» Set task
Only lines with the word "общества" are needed; collect each of them from the listing below.

» Material to process
↓

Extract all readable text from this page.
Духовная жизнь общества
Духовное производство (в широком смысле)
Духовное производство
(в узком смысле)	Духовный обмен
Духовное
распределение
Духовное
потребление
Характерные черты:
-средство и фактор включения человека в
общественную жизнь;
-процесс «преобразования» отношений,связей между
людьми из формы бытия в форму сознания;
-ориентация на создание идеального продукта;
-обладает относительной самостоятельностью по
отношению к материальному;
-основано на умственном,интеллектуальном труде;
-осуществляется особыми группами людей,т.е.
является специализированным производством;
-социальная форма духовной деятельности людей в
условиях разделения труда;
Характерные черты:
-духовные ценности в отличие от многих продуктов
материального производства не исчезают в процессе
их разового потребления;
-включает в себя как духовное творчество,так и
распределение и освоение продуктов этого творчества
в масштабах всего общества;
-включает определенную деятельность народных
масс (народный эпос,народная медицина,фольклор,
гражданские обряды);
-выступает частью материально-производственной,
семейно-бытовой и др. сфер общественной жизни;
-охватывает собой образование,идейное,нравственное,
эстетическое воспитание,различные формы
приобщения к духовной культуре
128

↑

» Complete output
Духовная жизнь общества
в масштабах всего общества;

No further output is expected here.